# Goal:
Locate the string "attività" in the records below. Copy every line where it occurs.

# Records supplied:
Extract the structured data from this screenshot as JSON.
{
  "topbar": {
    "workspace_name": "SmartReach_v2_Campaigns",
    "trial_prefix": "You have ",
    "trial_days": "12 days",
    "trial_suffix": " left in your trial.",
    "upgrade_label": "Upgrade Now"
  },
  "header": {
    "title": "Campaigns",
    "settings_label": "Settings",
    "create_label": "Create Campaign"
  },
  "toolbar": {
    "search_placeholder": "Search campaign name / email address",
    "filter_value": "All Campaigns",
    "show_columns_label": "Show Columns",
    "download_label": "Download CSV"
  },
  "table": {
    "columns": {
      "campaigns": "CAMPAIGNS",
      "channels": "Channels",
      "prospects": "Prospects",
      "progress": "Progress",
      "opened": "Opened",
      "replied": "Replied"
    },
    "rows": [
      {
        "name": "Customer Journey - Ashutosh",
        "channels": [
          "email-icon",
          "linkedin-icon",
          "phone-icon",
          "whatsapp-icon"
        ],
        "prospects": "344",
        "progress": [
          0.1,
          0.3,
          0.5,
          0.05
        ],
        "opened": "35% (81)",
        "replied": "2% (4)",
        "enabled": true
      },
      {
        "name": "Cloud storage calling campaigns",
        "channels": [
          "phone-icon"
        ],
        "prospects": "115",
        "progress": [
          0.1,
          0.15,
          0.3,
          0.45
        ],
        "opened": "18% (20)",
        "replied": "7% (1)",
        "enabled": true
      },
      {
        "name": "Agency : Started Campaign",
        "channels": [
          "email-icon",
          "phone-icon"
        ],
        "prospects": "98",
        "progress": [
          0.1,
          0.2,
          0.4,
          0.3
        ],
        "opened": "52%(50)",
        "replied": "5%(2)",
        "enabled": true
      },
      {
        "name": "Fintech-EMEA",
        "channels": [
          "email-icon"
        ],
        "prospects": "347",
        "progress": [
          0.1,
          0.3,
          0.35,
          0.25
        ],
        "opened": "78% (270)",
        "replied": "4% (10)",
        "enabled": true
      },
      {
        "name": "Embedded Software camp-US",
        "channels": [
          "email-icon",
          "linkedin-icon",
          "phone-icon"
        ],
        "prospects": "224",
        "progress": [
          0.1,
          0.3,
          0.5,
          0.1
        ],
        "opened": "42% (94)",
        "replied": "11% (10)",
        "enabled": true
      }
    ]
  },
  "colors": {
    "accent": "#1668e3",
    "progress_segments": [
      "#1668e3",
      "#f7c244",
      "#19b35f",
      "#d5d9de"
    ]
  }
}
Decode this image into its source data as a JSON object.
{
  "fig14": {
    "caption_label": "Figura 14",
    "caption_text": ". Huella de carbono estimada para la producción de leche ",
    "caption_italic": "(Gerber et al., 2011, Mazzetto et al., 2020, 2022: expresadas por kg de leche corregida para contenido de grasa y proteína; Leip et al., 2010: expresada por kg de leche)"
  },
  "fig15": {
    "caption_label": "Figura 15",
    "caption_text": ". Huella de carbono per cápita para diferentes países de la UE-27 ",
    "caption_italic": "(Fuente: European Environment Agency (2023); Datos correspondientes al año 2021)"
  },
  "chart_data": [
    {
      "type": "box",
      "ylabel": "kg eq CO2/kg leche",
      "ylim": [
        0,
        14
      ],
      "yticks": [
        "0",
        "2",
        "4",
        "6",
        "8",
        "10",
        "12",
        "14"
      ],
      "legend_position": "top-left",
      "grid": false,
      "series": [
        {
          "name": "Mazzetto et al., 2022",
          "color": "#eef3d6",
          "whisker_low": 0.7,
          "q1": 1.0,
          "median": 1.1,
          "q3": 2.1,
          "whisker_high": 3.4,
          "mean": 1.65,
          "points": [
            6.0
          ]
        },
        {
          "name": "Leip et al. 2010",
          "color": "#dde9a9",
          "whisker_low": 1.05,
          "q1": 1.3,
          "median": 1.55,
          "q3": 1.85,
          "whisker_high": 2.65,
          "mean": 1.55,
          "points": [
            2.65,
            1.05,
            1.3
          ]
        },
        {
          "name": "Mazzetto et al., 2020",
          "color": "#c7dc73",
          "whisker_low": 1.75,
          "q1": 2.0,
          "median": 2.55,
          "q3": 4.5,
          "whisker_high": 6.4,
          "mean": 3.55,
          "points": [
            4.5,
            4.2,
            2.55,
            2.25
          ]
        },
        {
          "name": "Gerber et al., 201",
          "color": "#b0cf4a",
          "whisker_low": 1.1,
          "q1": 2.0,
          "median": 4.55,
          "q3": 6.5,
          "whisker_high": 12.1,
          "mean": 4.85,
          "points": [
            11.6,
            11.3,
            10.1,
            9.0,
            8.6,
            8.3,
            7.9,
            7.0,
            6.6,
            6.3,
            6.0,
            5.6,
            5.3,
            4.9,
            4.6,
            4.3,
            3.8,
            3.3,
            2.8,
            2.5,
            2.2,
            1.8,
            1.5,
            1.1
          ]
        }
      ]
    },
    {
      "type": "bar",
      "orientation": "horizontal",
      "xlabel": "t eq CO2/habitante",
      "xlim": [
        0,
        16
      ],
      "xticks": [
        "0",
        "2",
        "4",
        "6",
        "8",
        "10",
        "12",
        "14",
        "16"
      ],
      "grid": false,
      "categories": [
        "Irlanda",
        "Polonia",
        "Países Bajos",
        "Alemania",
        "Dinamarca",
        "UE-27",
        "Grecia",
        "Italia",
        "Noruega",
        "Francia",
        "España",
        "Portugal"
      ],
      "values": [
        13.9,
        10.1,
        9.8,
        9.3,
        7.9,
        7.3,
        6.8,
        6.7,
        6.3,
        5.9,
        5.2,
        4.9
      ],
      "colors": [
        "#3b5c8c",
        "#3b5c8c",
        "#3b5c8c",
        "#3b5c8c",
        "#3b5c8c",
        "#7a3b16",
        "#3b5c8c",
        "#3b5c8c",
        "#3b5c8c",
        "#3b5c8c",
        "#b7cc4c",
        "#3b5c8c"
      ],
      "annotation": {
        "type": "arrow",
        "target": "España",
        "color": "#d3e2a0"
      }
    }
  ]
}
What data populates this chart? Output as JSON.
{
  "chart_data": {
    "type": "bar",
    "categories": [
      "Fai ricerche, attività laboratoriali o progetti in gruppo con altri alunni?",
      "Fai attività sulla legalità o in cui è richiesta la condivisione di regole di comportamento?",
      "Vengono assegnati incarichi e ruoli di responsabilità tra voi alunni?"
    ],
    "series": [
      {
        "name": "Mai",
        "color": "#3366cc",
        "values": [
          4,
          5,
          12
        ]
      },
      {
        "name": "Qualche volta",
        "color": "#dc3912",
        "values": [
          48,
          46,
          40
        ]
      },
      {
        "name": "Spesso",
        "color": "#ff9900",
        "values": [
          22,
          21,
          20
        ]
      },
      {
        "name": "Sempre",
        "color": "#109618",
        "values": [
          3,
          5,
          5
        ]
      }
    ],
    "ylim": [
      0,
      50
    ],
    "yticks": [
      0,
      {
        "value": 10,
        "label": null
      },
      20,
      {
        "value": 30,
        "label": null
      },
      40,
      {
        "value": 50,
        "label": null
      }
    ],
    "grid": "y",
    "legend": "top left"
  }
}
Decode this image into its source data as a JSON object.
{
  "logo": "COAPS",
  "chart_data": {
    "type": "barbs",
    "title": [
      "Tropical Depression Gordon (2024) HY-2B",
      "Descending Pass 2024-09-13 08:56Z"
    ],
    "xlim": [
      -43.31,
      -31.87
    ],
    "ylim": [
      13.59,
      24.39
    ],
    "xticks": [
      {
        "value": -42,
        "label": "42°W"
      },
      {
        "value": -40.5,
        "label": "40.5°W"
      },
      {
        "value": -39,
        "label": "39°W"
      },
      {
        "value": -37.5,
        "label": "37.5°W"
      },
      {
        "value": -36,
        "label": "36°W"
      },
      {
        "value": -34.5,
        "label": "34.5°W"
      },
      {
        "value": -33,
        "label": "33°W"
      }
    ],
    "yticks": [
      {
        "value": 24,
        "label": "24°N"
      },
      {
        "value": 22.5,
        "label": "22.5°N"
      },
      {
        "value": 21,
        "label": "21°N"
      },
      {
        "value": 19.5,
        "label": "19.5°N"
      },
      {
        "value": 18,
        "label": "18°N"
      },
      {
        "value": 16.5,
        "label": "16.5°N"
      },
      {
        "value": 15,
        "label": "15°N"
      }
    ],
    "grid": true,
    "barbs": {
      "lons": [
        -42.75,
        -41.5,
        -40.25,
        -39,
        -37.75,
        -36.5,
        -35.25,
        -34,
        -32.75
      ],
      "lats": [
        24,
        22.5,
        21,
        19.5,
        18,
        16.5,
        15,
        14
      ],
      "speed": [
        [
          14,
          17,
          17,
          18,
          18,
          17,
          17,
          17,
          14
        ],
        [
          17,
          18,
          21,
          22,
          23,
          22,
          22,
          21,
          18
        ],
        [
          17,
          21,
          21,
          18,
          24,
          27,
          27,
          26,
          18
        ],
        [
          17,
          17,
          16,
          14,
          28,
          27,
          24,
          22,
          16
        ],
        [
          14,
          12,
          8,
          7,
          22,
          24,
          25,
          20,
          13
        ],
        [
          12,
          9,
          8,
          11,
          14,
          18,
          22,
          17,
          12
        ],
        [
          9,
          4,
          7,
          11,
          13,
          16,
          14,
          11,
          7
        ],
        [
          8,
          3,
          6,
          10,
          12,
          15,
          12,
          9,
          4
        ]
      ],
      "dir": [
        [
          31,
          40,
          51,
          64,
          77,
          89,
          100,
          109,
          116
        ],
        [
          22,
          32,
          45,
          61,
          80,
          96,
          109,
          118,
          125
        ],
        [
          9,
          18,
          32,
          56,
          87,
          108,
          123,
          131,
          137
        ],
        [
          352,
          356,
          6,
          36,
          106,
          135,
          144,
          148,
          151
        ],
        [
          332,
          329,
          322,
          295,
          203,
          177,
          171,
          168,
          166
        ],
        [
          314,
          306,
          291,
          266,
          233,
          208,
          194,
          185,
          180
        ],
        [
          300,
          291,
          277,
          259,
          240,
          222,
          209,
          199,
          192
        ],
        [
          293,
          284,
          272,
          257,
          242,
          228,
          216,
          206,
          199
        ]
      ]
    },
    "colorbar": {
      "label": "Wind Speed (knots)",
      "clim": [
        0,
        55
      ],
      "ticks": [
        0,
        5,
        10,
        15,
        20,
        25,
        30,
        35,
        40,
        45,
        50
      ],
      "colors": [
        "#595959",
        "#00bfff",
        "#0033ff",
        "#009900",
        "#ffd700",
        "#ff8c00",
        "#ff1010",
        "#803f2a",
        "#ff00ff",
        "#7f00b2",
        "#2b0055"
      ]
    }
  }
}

# Result of this exercise:
      "Fai ricerche, attività laboratoriali o progetti in gruppo con altri alunni?",
      "Fai attività sulla legalità o in cui è richiesta la condivisione di regole di comportamento?",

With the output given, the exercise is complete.